Israel has managed to sign peace treaties with two Arab states, Egypt and Jordan, and has shadowy relations with one or two others, but it has not made peace with the Arab peoples. On the contrary, for much of Arab and Muslim opinion, Israel remains an object of hate, a pariah state whose legitimacy is more than ever contested.
There seem to be at least three main reasons for this unhappy state of affairs: Israel’s brutal treatment of the Palestinians; its insistence on military dominance over the whole Middle East; and its close alliance with a belligerent America.
As is well known, Israel’s birth in 1947-48 was accompanied by the forced expulsion of three-quarters of a million Palestinians from their ancestral homeland. The massacres and other crimes committed then—the massive seizure of land and property, the destruction of a whole society—might have been forgiven, and a reconciliation effected, had Israel recognized its responsibility for creating the refugee problem, and had it sought to compensate the refugees, and allow some of them back to their homes.
Instead—and especially since 1967, when it occupied the remaining parts of Arab Palestine—Israel has sought to wipe Arab Palestine off the map altogether. It has settled, and continues to settle, hundreds of thousands of Israelis in the occupied West Bank and Arab East Jerusalem, thereby ruling out any realistic possibility of creating a viable Palestinian state. Its relentless land hunger has been accompanied by a shocking indifference to Arab life. Not content with 78 percent of historic Palestine, Israel seems determined to seize more, and still more, land.
Israel has, in fact, behaved as if it believed that its own state-building enterprise would risk being undercut and de-legitimized by any concession to Palestinian rights or Palestinian nationalism.
The result of this stubborn intransigence and cruel oppression—in blatant violation of international law—has been to radicalize the Palestinians, their despair finding expression in the first and second intifadas, in suicide bombings, in Qassam rockets, and in the emergence in Gaza of an armed Islamic movement, Hamas—not unlike Hezbollah, its sister movement in Lebanon, itself the product of Israel’s invasion and long occupation of the south of that country.
Far from achieving peace and security, Israel finds itself confronted on its immediate borders by two well-implanted resistance movements, determined to force it to accept a degree of mutual deterrence—indeed, even the tentative beginnings of a balance of power, such as the Arab countries, for all their wealth and weight of population, have never managed to achieve with the Jewish state.
From its very beginnings, Israel has sought to dominate the region by force of arms. This was the principle on which David Ben-Gurion, Israel’s first prime minister, built the state. Under his leadership, the Jewish community in Palestine, numbering in 1947-48 a mere 630,000 people—largely the remnants of European Jewry—managed to transform themselves into the most powerful military force in the Middle East. They smashed the Palestinians, and defeated the weak, divided and disorganized Arab world.

[Region annotation records]
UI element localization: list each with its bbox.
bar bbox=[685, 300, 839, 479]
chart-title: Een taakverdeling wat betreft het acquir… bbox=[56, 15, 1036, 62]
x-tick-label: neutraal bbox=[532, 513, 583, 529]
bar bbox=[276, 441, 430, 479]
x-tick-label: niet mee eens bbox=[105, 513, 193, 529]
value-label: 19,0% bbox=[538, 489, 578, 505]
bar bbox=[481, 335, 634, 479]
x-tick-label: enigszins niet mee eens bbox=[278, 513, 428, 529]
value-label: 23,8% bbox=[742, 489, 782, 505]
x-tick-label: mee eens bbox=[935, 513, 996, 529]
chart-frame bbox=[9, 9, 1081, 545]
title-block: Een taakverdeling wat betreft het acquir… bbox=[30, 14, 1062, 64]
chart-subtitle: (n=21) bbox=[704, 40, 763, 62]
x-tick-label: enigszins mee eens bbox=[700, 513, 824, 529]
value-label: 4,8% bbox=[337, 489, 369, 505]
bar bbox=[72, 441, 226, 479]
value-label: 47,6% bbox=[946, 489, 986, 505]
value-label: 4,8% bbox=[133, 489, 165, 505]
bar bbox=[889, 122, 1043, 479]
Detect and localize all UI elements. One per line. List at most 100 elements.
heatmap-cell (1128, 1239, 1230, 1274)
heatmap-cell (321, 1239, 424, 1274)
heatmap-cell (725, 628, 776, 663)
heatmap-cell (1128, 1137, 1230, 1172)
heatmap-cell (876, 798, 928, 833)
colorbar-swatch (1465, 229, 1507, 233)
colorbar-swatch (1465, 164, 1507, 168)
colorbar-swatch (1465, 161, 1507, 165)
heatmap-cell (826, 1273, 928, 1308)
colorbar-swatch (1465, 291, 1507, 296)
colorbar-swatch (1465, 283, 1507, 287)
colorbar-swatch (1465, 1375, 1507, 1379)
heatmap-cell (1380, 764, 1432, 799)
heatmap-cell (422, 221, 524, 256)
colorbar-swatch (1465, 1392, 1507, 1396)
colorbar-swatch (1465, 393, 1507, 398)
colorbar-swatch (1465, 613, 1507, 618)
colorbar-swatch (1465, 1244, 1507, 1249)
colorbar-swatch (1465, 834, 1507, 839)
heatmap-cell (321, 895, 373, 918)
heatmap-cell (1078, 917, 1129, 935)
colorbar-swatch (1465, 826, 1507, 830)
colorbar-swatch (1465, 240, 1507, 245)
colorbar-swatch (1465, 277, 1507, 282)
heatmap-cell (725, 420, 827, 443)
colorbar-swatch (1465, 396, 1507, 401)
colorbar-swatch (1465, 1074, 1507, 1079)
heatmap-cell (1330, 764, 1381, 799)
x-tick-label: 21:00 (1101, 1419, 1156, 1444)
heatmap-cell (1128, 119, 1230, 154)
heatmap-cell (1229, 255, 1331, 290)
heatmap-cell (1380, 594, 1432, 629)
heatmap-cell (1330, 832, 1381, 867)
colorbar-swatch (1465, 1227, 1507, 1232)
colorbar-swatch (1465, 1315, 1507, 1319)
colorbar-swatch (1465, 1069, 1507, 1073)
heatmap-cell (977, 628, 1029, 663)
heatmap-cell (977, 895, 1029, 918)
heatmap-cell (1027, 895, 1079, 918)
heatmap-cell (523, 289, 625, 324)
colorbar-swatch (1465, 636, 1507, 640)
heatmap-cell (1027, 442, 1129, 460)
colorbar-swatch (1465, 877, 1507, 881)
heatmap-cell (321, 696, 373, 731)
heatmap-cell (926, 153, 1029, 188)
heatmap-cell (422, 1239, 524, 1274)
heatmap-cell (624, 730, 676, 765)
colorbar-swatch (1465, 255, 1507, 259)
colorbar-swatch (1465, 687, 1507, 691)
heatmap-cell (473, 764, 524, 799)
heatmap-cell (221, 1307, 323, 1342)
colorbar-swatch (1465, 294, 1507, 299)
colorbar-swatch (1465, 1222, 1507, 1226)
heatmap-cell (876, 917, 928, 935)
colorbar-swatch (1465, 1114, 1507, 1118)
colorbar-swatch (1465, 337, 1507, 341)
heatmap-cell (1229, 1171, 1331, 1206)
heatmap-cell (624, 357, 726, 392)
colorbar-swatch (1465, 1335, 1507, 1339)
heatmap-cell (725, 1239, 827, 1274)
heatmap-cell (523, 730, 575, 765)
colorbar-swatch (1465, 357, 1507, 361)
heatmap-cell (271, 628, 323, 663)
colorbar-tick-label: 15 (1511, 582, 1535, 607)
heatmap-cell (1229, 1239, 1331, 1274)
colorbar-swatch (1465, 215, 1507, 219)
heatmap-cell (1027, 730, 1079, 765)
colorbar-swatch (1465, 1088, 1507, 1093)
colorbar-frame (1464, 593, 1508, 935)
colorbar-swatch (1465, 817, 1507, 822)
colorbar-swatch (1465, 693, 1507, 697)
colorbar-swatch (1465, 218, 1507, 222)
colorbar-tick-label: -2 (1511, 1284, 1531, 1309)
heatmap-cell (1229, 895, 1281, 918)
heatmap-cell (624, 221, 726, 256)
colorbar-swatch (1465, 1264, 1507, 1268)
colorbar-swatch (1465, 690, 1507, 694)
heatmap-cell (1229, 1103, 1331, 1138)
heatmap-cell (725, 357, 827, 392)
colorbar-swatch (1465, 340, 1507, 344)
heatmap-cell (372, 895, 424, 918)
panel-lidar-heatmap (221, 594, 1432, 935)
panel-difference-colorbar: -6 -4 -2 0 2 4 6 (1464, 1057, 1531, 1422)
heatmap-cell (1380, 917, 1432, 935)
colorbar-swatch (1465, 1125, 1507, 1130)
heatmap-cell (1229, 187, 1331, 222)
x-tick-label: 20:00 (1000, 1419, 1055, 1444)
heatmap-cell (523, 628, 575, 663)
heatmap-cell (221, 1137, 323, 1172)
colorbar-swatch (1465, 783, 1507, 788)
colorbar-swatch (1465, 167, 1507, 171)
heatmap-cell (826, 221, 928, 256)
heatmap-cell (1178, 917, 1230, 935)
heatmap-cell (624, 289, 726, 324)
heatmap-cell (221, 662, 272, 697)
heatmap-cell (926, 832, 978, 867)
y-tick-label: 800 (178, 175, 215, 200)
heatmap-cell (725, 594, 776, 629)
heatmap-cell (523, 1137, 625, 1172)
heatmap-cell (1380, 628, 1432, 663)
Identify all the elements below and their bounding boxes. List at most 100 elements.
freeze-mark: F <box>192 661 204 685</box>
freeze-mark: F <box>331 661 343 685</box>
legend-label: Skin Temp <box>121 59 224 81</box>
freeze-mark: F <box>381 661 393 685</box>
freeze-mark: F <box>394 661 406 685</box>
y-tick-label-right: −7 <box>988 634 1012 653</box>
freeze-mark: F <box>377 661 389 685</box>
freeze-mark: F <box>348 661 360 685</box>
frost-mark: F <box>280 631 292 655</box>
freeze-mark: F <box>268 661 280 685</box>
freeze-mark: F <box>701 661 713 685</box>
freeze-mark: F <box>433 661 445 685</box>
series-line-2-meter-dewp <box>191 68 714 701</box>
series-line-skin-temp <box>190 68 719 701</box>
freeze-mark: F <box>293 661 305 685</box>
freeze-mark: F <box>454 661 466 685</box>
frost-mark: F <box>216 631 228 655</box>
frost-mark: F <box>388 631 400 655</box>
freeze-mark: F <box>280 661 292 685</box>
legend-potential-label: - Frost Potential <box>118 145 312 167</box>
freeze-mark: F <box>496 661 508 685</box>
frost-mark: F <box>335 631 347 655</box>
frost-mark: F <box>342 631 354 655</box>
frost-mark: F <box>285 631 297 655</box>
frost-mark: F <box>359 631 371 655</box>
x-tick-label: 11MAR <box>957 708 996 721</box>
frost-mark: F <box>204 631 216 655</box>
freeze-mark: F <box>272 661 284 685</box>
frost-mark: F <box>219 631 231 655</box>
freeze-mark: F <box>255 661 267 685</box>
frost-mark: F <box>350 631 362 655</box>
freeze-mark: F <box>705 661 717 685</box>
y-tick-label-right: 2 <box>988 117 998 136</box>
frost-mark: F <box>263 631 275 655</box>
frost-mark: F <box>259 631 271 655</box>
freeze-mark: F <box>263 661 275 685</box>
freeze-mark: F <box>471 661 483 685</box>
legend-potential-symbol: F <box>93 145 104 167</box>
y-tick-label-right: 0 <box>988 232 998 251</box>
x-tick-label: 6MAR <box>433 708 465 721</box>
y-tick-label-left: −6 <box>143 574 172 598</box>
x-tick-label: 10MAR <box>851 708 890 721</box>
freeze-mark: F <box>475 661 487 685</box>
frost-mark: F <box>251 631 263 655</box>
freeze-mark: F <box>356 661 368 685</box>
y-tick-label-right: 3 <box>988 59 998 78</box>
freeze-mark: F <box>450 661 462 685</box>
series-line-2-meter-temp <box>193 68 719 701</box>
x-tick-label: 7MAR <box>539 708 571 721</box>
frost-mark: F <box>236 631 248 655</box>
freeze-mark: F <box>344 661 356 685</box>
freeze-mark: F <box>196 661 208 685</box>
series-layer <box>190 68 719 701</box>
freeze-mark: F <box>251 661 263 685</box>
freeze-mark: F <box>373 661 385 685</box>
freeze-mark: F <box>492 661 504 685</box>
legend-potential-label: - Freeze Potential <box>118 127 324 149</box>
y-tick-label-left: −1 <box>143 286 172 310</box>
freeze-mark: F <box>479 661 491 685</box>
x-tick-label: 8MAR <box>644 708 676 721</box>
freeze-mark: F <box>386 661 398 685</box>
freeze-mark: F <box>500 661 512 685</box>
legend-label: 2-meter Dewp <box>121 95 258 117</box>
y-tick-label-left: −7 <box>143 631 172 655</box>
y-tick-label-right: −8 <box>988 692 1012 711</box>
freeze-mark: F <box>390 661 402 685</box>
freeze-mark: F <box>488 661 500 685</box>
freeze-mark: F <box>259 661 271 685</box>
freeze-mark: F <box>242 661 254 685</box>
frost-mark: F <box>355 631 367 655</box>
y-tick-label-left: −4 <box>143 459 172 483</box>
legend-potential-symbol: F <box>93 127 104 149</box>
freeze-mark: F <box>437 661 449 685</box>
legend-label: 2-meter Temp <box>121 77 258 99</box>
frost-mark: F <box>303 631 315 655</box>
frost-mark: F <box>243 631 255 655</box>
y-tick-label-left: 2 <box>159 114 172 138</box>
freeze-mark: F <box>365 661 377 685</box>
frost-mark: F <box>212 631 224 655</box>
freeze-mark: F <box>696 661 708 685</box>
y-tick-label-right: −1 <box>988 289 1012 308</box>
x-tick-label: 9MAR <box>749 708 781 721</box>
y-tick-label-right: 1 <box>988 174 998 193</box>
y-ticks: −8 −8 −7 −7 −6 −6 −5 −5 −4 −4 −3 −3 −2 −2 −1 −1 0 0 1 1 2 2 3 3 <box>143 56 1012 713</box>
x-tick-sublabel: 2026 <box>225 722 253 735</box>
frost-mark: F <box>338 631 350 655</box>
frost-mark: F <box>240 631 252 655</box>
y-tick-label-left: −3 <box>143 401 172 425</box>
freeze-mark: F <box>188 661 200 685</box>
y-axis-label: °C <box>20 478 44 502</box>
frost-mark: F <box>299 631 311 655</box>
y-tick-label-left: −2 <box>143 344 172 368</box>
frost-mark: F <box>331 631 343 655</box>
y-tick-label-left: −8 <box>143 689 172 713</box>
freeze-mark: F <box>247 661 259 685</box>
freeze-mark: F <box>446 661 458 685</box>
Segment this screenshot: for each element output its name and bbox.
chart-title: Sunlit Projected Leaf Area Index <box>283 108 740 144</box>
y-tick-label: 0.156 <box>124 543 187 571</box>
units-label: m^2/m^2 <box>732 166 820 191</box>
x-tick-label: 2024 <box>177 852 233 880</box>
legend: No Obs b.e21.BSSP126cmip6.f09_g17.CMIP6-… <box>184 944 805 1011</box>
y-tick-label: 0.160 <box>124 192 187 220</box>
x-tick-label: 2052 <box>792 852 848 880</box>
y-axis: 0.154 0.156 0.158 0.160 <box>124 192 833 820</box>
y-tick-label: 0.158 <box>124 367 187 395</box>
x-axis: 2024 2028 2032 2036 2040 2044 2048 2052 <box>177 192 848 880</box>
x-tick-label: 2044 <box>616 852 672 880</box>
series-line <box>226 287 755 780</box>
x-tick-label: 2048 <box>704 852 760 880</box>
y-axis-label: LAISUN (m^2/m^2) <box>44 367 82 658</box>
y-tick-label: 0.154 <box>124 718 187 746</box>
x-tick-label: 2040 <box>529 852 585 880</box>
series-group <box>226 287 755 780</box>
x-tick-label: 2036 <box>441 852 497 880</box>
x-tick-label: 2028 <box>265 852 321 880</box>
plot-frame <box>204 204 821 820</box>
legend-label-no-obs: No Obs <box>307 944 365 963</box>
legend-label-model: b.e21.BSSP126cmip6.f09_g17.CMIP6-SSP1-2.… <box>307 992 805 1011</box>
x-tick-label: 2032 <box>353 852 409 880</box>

> _INSTRUCTION_: In the text on Israel and the Arab world, retype the part that begins with the words containing "As is well known, Israel’s" and ends with "to their homes.".

> _SOLUTION TO THIS TASK_:
As is well known, Israel’s birth in 1947-48 was accompanied by the forced expulsion of three-quarters of a million Palestinians from their ancestral homeland. The massacres and other crimes committed then—the massive seizure of land and property, the destruction of a whole society—might have been forgiven, and a reconciliation effected, had Israel recognized its responsibility for creating the refugee problem, and had it sought to compensate the refugees, and allow some of them back to their homes.